**TASK BRIEF**
Output the material below in full, exactly as it is.

(Records that describe figures)
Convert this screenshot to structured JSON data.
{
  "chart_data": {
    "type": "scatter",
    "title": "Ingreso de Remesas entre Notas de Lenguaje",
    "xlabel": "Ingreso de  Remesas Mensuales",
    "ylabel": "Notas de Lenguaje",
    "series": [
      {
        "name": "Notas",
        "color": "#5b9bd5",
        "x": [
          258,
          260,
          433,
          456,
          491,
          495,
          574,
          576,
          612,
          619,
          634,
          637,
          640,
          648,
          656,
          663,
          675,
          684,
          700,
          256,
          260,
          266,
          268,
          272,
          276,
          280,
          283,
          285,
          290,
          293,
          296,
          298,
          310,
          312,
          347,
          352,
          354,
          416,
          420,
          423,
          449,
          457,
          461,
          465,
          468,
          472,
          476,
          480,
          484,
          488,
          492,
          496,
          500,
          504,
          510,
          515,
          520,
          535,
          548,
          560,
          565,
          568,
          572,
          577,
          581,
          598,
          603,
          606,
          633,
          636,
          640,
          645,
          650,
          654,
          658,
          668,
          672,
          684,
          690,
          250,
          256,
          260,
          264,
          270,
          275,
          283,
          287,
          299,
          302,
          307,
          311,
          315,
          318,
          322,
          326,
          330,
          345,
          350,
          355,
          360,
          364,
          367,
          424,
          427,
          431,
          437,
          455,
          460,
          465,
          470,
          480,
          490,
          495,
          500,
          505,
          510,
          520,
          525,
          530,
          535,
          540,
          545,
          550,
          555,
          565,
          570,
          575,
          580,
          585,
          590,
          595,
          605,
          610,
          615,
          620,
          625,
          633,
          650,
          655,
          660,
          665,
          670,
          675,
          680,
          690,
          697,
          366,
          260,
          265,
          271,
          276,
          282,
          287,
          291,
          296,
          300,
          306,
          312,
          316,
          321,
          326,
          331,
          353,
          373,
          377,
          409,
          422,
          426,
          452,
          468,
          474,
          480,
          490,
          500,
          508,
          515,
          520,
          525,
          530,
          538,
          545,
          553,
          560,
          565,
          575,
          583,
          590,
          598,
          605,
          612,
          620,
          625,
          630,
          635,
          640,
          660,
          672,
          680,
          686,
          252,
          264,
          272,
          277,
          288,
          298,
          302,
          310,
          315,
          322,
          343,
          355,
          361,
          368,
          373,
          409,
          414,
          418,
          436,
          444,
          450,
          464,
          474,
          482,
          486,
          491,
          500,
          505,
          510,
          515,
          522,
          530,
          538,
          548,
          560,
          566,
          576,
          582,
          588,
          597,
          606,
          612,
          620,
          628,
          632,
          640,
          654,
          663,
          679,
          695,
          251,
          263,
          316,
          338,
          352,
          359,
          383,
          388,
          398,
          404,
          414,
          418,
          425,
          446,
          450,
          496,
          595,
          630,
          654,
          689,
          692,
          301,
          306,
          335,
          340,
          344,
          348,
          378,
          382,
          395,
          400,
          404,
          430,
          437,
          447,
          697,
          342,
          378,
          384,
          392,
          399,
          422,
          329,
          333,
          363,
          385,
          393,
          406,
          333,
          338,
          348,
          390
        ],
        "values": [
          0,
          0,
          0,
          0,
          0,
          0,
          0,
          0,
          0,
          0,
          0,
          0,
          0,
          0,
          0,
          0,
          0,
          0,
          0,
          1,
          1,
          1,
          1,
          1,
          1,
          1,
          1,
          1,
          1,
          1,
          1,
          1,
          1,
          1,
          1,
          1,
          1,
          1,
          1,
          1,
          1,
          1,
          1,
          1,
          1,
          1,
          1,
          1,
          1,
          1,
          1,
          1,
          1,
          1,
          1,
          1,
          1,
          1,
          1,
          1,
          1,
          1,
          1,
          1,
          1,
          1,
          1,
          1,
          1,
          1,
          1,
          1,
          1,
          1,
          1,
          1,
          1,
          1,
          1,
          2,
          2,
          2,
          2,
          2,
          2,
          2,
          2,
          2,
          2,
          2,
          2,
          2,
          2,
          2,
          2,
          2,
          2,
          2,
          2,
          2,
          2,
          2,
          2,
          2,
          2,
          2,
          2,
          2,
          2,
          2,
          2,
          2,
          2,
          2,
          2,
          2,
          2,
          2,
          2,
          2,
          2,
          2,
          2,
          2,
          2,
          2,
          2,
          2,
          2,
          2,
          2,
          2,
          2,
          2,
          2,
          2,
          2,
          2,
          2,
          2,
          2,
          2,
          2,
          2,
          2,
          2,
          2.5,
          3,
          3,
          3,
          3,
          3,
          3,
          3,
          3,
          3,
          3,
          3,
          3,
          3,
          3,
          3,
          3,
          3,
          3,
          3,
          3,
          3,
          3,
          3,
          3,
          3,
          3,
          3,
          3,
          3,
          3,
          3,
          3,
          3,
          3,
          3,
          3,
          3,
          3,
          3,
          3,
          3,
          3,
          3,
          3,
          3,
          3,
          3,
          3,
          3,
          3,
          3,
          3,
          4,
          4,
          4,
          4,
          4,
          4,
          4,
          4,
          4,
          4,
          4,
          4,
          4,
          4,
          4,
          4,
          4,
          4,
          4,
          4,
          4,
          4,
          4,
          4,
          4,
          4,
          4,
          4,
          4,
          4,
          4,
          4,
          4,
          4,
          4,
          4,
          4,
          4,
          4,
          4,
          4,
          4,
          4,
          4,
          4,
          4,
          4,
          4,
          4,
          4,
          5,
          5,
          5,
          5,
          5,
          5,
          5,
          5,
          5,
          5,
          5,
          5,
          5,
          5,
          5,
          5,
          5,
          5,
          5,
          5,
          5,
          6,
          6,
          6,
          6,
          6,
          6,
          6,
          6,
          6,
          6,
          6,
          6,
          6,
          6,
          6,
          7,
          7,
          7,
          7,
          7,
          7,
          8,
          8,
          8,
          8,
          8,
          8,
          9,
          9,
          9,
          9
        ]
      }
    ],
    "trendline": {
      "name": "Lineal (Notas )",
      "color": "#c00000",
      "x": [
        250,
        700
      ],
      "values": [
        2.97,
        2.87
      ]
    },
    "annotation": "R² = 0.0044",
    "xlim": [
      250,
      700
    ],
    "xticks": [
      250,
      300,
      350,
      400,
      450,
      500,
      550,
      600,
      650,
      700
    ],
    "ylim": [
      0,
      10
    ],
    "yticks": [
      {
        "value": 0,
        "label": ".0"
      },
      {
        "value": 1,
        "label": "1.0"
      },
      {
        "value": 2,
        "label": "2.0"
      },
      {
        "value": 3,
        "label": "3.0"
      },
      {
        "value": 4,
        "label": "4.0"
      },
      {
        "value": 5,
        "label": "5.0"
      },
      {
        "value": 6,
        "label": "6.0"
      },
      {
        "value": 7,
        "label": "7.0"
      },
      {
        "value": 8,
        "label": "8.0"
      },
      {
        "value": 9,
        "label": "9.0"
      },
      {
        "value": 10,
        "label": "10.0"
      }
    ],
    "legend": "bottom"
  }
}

**OUTPUT FOR THIS EXERCISE**
Convert this screenshot to structured JSON data.
{
  "chart_data": {
    "type": "scatter",
    "title": "Ingreso de Remesas entre Notas de Lenguaje",
    "xlabel": "Ingreso de  Remesas Mensuales",
    "ylabel": "Notas de Lenguaje",
    "series": [
      {
        "name": "Notas",
        "color": "#5b9bd5",
        "x": [
          258,
          260,
          433,
          456,
          491,
          495,
          574,
          576,
          612,
          619,
          634,
          637,
          640,
          648,
          656,
          663,
          675,
          684,
          700,
          256,
          260,
          266,
          268,
          272,
          276,
          280,
          283,
          285,
          290,
          293,
          296,
          298,
          310,
          312,
          347,
          352,
          354,
          416,
          420,
          423,
          449,
          457,
          461,
          465,
          468,
          472,
          476,
          480,
          484,
          488,
          492,
          496,
          500,
          504,
          510,
          515,
          520,
          535,
          548,
          560,
          565,
          568,
          572,
          577,
          581,
          598,
          603,
          606,
          633,
          636,
          640,
          645,
          650,
          654,
          658,
          668,
          672,
          684,
          690,
          250,
          256,
          260,
          264,
          270,
          275,
          283,
          287,
          299,
          302,
          307,
          311,
          315,
          318,
          322,
          326,
          330,
          345,
          350,
          355,
          360,
          364,
          367,
          424,
          427,
          431,
          437,
          455,
          460,
          465,
          470,
          480,
          490,
          495,
          500,
          505,
          510,
          520,
          525,
          530,
          535,
          540,
          545,
          550,
          555,
          565,
          570,
          575,
          580,
          585,
          590,
          595,
          605,
          610,
          615,
          620,
          625,
          633,
          650,
          655,
          660,
          665,
          670,
          675,
          680,
          690,
          697,
          366,
          260,
          265,
          271,
          276,
          282,
          287,
          291,
          296,
          300,
          306,
          312,
          316,
          321,
          326,
          331,
          353,
          373,
          377,
          409,
          422,
          426,
          452,
          468,
          474,
          480,
          490,
          500,
          508,
          515,
          520,
          525,
          530,
          538,
          545,
          553,
          560,
          565,
          575,
          583,
          590,
          598,
          605,
          612,
          620,
          625,
          630,
          635,
          640,
          660,
          672,
          680,
          686,
          252,
          264,
          272,
          277,
          288,
          298,
          302,
          310,
          315,
          322,
          343,
          355,
          361,
          368,
          373,
          409,
          414,
          418,
          436,
          444,
          450,
          464,
          474,
          482,
          486,
          491,
          500,
          505,
          510,
          515,
          522,
          530,
          538,
          548,
          560,
          566,
          576,
          582,
          588,
          597,
          606,
          612,
          620,
          628,
          632,
          640,
          654,
          663,
          679,
          695,
          251,
          263,
          316,
          338,
          352,
          359,
          383,
          388,
          398,
          404,
          414,
          418,
          425,
          446,
          450,
          496,
          595,
          630,
          654,
          689,
          692,
          301,
          306,
          335,
          340,
          344,
          348,
          378,
          382,
          395,
          400,
          404,
          430,
          437,
          447,
          697,
          342,
          378,
          384,
          392,
          399,
          422,
          329,
          333,
          363,
          385,
          393,
          406,
          333,
          338,
          348,
          390
        ],
        "values": [
          0,
          0,
          0,
          0,
          0,
          0,
          0,
          0,
          0,
          0,
          0,
          0,
          0,
          0,
          0,
          0,
          0,
          0,
          0,
          1,
          1,
          1,
          1,
          1,
          1,
          1,
          1,
          1,
          1,
          1,
          1,
          1,
          1,
          1,
          1,
          1,
          1,
          1,
          1,
          1,
          1,
          1,
          1,
          1,
          1,
          1,
          1,
          1,
          1,
          1,
          1,
          1,
          1,
          1,
          1,
          1,
          1,
          1,
          1,
          1,
          1,
          1,
          1,
          1,
          1,
          1,
          1,
          1,
          1,
          1,
          1,
          1,
          1,
          1,
          1,
          1,
          1,
          1,
          1,
          2,
          2,
          2,
          2,
          2,
          2,
          2,
          2,
          2,
          2,
          2,
          2,
          2,
          2,
          2,
          2,
          2,
          2,
          2,
          2,
          2,
          2,
          2,
          2,
          2,
          2,
          2,
          2,
          2,
          2,
          2,
          2,
          2,
          2,
          2,
          2,
          2,
          2,
          2,
          2,
          2,
          2,
          2,
          2,
          2,
          2,
          2,
          2,
          2,
          2,
          2,
          2,
          2,
          2,
          2,
          2,
          2,
          2,
          2,
          2,
          2,
          2,
          2,
          2,
          2,
          2,
          2,
          2.5,
          3,
          3,
          3,
          3,
          3,
          3,
          3,
          3,
          3,
          3,
          3,
          3,
          3,
          3,
          3,
          3,
          3,
          3,
          3,
          3,
          3,
          3,
          3,
          3,
          3,
          3,
          3,
          3,
          3,
          3,
          3,
          3,
          3,
          3,
          3,
          3,
          3,
          3,
          3,
          3,
          3,
          3,
          3,
          3,
          3,
          3,
          3,
          3,
          3,
          3,
          3,
          3,
          4,
          4,
          4,
          4,
          4,
          4,
          4,
          4,
          4,
          4,
          4,
          4,
          4,
          4,
          4,
          4,
          4,
          4,
          4,
          4,
          4,
          4,
          4,
          4,
          4,
          4,
          4,
          4,
          4,
          4,
          4,
          4,
          4,
          4,
          4,
          4,
          4,
          4,
          4,
          4,
          4,
          4,
          4,
          4,
          4,
          4,
          4,
          4,
          4,
          4,
          5,
          5,
          5,
          5,
          5,
          5,
          5,
          5,
          5,
          5,
          5,
          5,
          5,
          5,
          5,
          5,
          5,
          5,
          5,
          5,
          5,
          6,
          6,
          6,
          6,
          6,
          6,
          6,
          6,
          6,
          6,
          6,
          6,
          6,
          6,
          6,
          7,
          7,
          7,
          7,
          7,
          7,
          8,
          8,
          8,
          8,
          8,
          8,
          9,
          9,
          9,
          9
        ]
      }
    ],
    "trendline": {
      "name": "Lineal (Notas )",
      "color": "#c00000",
      "x": [
        250,
        700
      ],
      "values": [
        2.97,
        2.87
      ]
    },
    "annotation": "R² = 0.0044",
    "xlim": [
      250,
      700
    ],
    "xticks": [
      250,
      300,
      350,
      400,
      450,
      500,
      550,
      600,
      650,
      700
    ],
    "ylim": [
      0,
      10
    ],
    "yticks": [
      {
        "value": 0,
        "label": ".0"
      },
      {
        "value": 1,
        "label": "1.0"
      },
      {
        "value": 2,
        "label": "2.0"
      },
      {
        "value": 3,
        "label": "3.0"
      },
      {
        "value": 4,
        "label": "4.0"
      },
      {
        "value": 5,
        "label": "5.0"
      },
      {
        "value": 6,
        "label": "6.0"
      },
      {
        "value": 7,
        "label": "7.0"
      },
      {
        "value": 8,
        "label": "8.0"
      },
      {
        "value": 9,
        "label": "9.0"
      },
      {
        "value": 10,
        "label": "10.0"
      }
    ],
    "legend": "bottom"
  }
}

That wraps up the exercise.